● Exercise objective: What is the count of lines that hold the word "Your"? Give only the number.
BEGIN
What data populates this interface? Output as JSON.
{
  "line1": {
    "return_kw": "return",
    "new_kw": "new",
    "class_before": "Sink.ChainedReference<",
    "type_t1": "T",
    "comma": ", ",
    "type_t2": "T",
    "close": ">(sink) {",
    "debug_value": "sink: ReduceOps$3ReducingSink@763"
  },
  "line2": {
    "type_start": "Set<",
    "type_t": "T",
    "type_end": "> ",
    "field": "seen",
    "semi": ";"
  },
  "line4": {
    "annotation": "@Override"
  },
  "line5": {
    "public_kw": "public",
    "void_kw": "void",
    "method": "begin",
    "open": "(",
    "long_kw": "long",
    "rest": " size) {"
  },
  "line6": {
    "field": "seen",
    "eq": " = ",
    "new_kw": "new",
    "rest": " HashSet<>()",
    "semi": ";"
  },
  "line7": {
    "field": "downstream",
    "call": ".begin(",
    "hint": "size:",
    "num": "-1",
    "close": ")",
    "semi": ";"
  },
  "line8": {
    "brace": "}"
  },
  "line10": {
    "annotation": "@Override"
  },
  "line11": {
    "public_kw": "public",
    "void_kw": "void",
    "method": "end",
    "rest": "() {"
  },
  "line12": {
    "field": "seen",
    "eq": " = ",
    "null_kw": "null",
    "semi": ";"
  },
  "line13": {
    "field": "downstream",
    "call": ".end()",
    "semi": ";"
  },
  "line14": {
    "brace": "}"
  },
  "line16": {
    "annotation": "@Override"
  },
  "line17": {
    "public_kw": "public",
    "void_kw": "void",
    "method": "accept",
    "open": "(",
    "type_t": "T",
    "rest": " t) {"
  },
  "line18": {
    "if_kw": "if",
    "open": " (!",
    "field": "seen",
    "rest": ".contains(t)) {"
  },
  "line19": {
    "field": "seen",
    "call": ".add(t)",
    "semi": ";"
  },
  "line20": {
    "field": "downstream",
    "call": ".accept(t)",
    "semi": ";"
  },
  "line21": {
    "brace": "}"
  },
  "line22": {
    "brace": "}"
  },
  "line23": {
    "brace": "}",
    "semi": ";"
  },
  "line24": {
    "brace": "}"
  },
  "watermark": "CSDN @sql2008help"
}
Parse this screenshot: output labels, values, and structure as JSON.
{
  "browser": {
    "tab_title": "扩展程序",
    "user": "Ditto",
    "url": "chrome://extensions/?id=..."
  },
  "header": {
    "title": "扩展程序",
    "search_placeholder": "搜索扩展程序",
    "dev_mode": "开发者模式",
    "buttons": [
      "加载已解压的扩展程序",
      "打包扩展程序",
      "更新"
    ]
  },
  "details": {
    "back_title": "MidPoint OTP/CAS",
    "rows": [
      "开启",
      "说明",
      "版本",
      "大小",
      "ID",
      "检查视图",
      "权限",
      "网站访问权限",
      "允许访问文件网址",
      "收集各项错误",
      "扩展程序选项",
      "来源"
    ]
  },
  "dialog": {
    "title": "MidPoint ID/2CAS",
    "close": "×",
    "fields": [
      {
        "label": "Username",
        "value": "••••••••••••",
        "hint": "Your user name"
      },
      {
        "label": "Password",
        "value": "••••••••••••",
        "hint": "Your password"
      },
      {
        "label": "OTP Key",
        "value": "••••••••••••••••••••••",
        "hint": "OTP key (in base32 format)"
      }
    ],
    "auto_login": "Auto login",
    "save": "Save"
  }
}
END
BEGIN
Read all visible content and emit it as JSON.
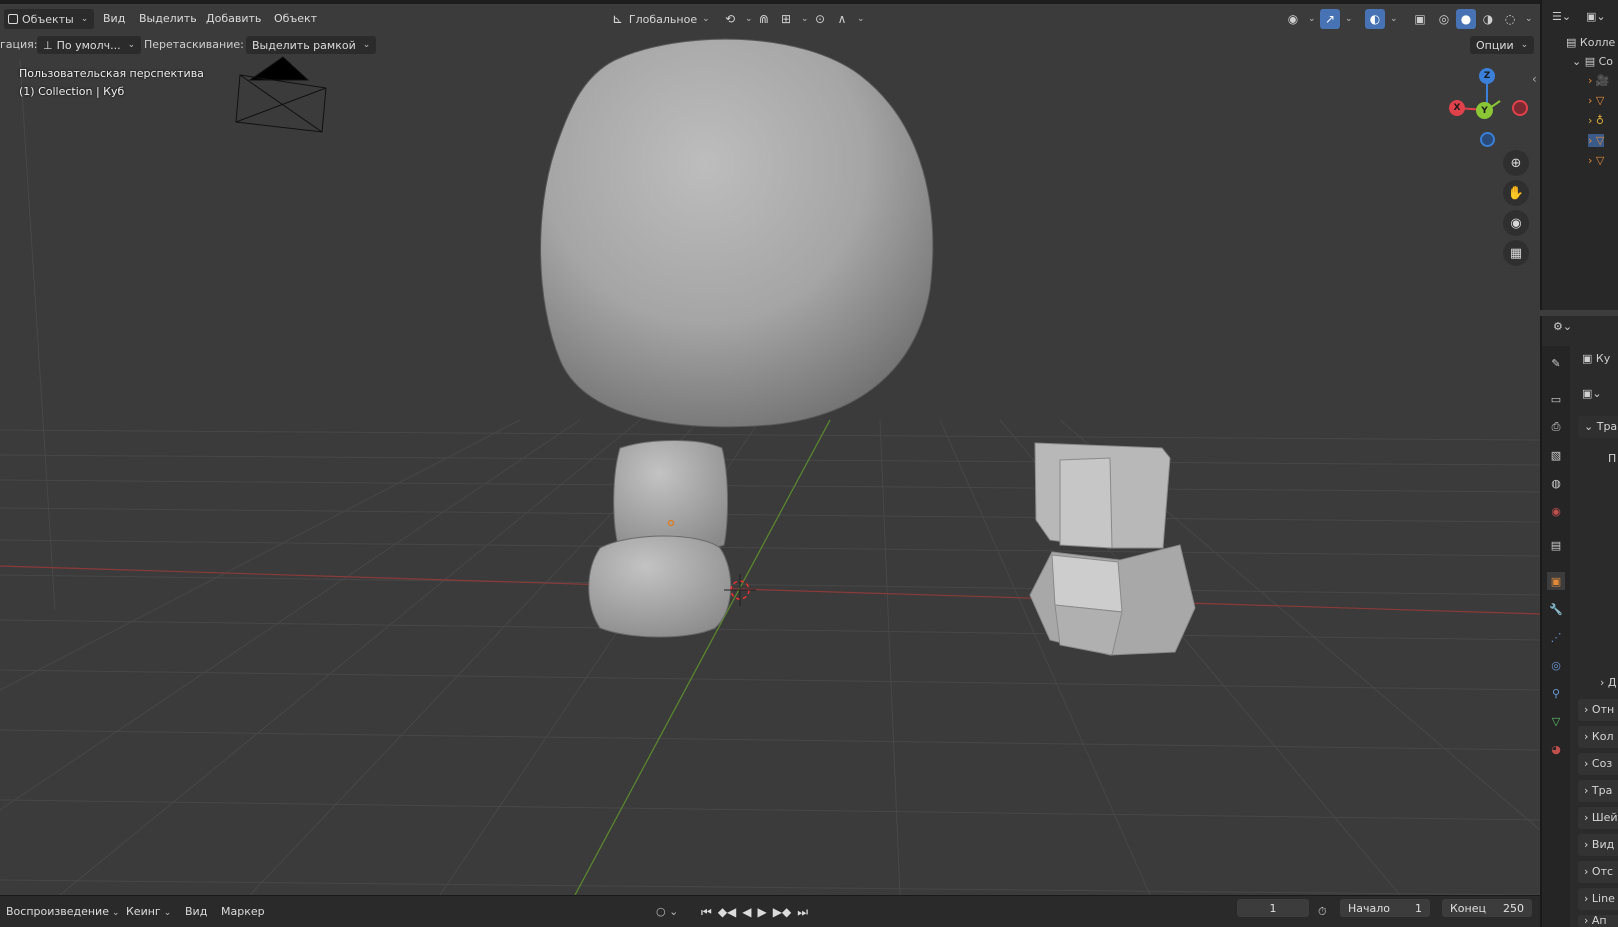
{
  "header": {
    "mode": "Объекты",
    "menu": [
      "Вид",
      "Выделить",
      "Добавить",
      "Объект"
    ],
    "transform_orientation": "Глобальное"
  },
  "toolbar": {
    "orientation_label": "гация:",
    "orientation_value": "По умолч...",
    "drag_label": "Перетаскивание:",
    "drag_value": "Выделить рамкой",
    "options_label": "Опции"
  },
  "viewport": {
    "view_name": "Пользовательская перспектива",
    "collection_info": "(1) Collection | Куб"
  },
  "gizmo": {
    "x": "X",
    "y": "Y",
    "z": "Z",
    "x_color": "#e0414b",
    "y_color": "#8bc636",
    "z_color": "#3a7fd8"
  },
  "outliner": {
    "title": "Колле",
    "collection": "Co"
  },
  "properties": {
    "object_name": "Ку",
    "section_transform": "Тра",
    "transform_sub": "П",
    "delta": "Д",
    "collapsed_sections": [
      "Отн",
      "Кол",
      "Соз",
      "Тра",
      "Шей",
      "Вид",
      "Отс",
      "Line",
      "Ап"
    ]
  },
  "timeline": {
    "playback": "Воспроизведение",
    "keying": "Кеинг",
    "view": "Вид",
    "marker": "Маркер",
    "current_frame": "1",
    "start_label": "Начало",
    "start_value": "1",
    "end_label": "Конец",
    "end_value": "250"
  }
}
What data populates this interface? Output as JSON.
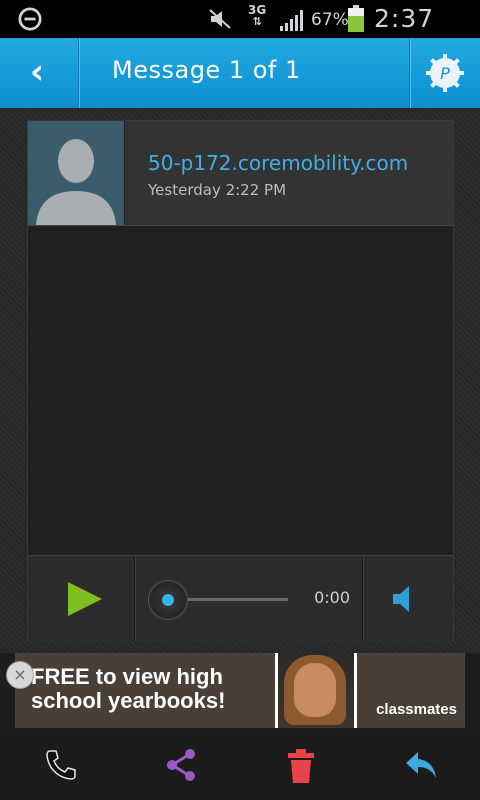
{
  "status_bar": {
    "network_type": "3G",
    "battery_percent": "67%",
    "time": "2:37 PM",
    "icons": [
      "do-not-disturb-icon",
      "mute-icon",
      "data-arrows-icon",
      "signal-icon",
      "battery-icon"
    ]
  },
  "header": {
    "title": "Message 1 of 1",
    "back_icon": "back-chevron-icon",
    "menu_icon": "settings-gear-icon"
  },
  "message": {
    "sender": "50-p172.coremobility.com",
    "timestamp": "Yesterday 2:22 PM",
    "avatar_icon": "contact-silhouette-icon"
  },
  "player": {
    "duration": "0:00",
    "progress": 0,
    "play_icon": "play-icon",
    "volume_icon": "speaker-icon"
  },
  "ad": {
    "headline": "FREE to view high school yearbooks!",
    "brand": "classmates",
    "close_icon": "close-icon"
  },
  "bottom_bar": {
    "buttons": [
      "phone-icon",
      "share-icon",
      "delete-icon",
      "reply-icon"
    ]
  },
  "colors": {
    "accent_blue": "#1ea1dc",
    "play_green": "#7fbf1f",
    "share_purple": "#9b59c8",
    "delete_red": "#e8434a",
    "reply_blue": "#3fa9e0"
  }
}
END
● Output of the exercise: 2